Task statement ::
Give every entry again, unchanged, and leave its images out.

Dataset ::
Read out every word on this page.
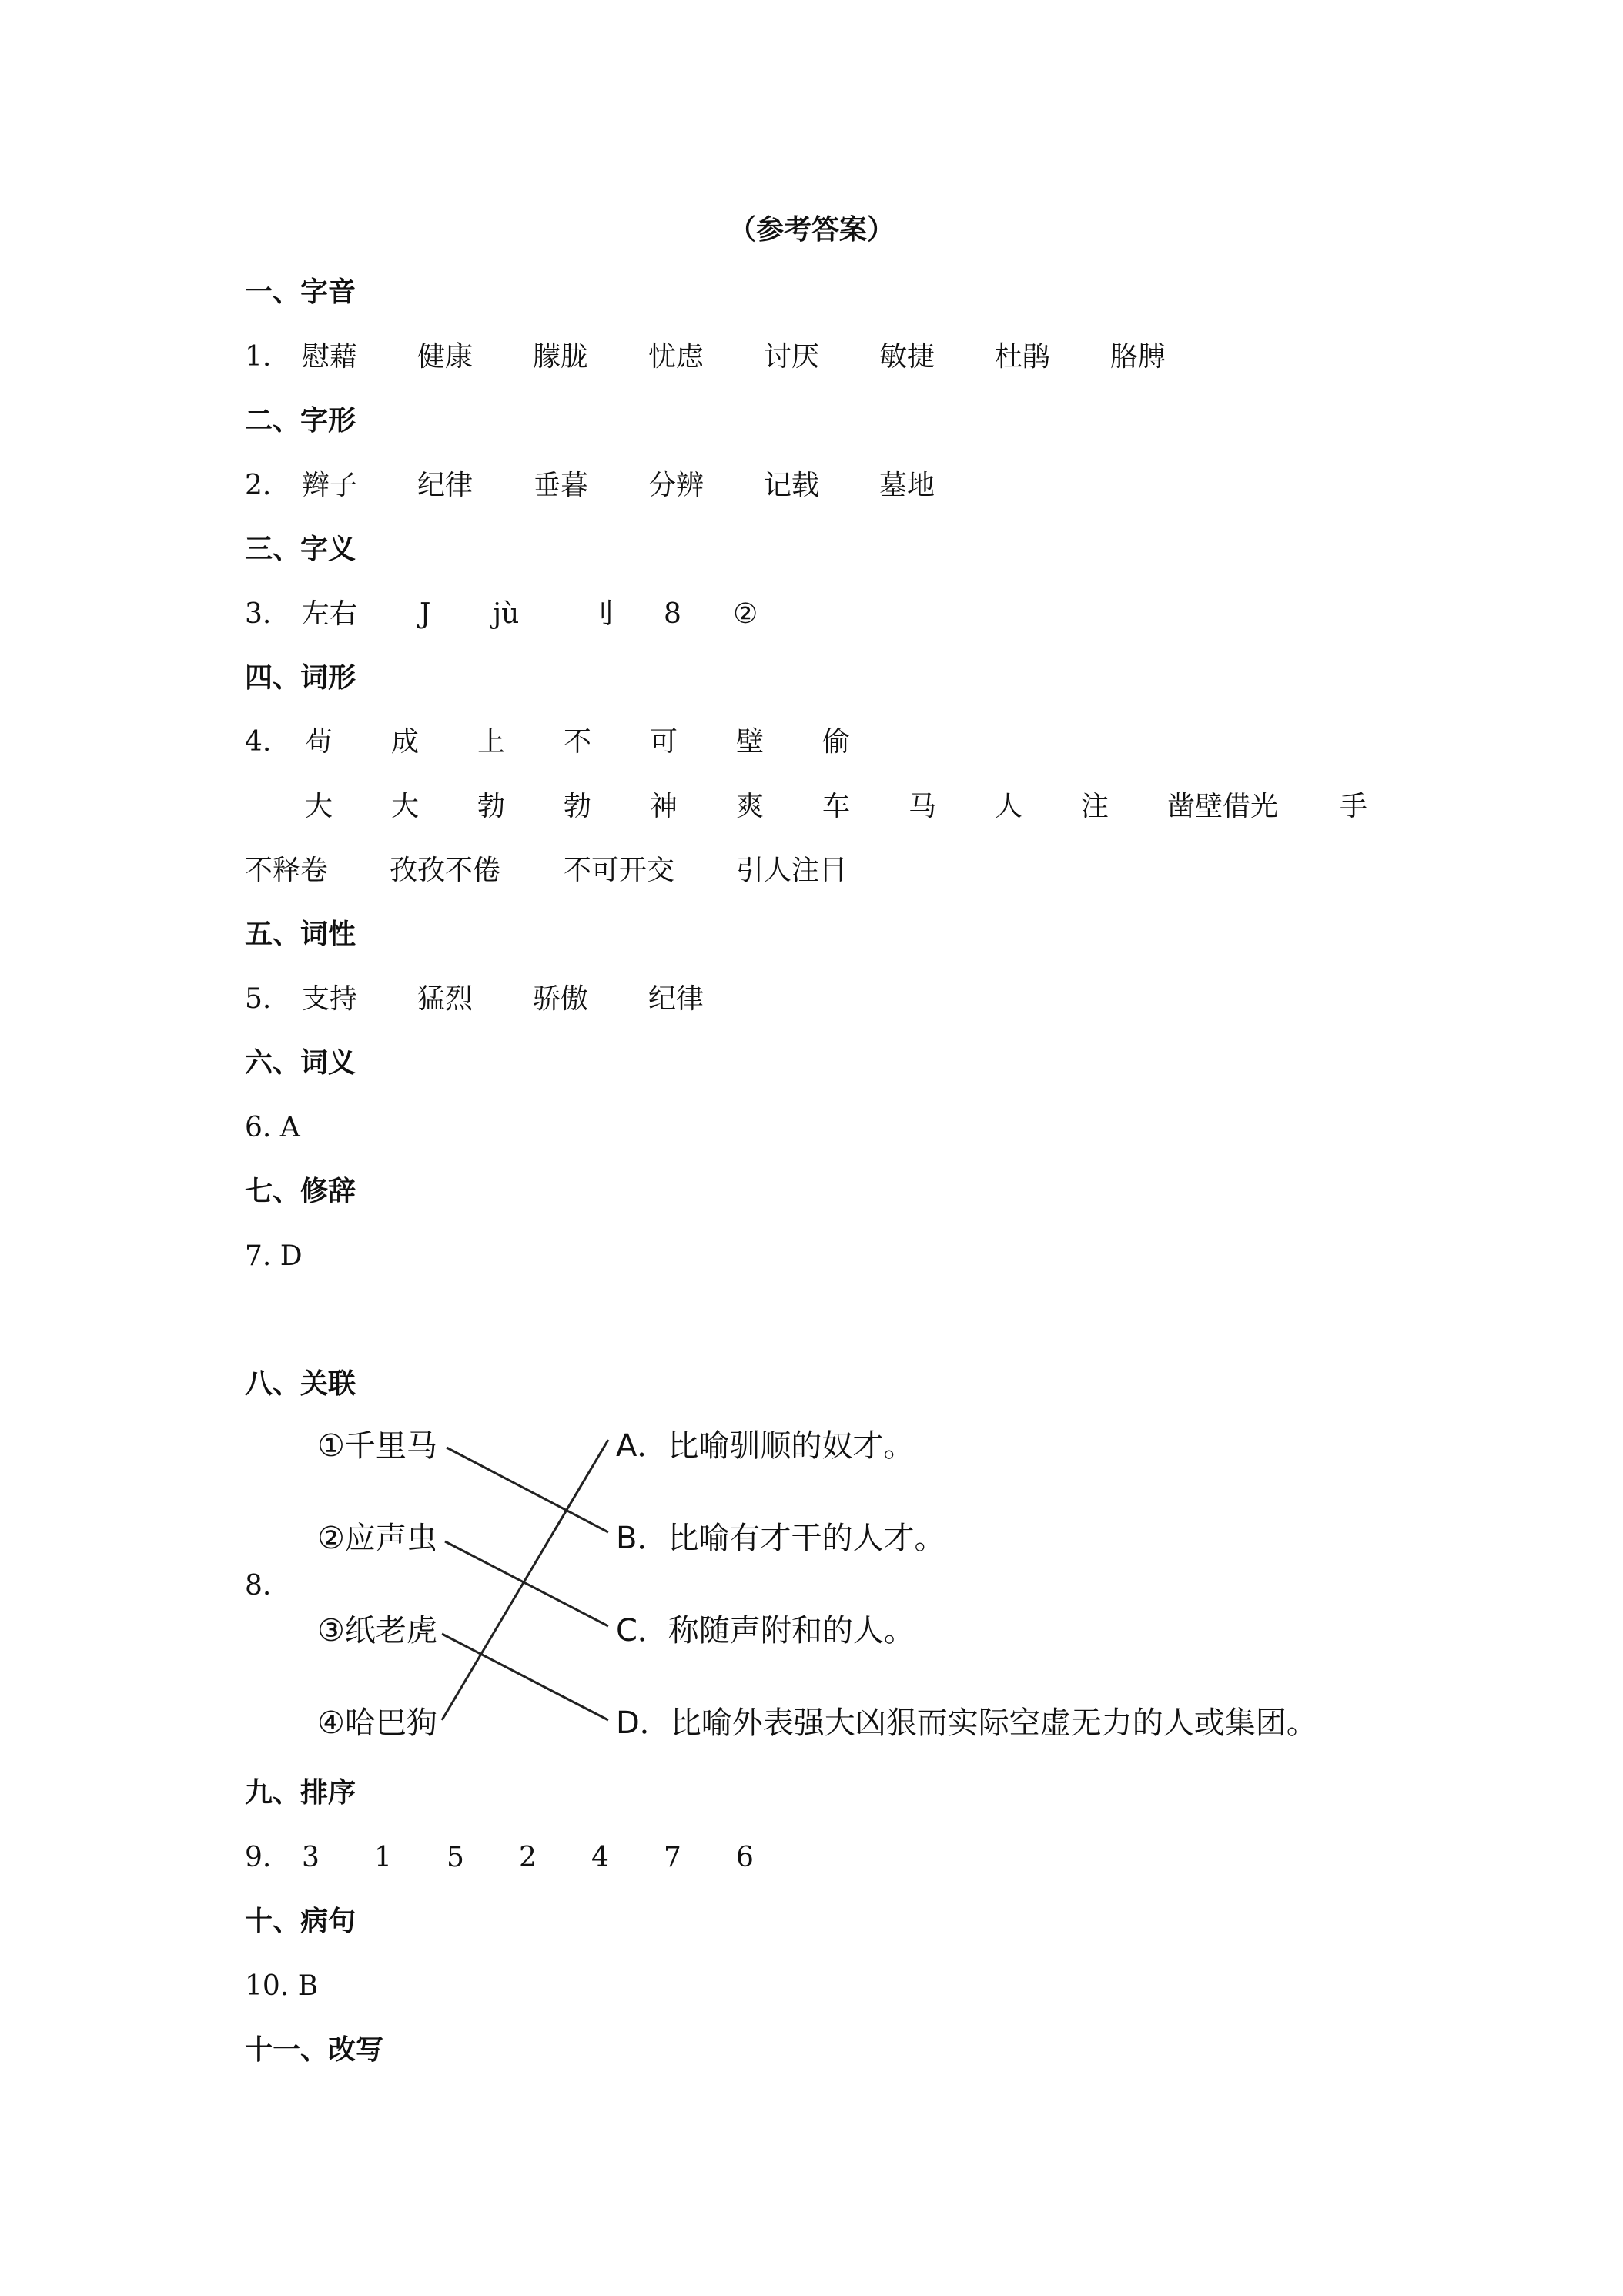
（参考答案）
一、字音
1. 慰藉 健康 朦胧 忧虑 讨厌 敏捷 杜鹃 胳膊
二、字形
2. 辫子 纪律 垂暮 分辨 记载 墓地
三、字义
3. 左右 J jù 刂 8 ②
四、词形
4. 苟 成 上 不 可 壁 偷
大 大 勃 勃 神 爽 车 马 人 注 凿壁借光 手
不释卷 孜孜不倦 不可开交 引人注目
五、词性
5. 支持 猛烈 骄傲 纪律
六、词义
6. A
七、修辞
7. D
八、关联
8.
①千里马
②应声虫
③纸老虎
④哈巴狗
A．比喻驯顺的奴才。
B．比喻有才干的人才。
C．称随声附和的人。
D．比喻外表强大凶狠而实际空虚无力的人或集团。
九、排序
9. 3 1 5 2 4 7 6
十、病句
10. B
十一、改写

Reply ::
Read out every word on this page.
（参考答案）
一、字音
1. 慰藉 健康 朦胧 忧虑 讨厌 敏捷 杜鹃 胳膊
二、字形
2. 辫子 纪律 垂暮 分辨 记载 墓地
三、字义
3. 左右 J jù 刂 8 ②
四、词形
4. 苟 成 上 不 可 壁 偷
大 大 勃 勃 神 爽 车 马 人 注 凿壁借光 手
不释卷 孜孜不倦 不可开交 引人注目
五、词性
5. 支持 猛烈 骄傲 纪律
六、词义
6. A
七、修辞
7. D
八、关联
8.
①千里马
②应声虫
③纸老虎
④哈巴狗
A．比喻驯顺的奴才。
B．比喻有才干的人才。
C．称随声附和的人。
D．比喻外表强大凶狠而实际空虚无力的人或集团。
九、排序
9. 3 1 5 2 4 7 6
十、病句
10. B
十一、改写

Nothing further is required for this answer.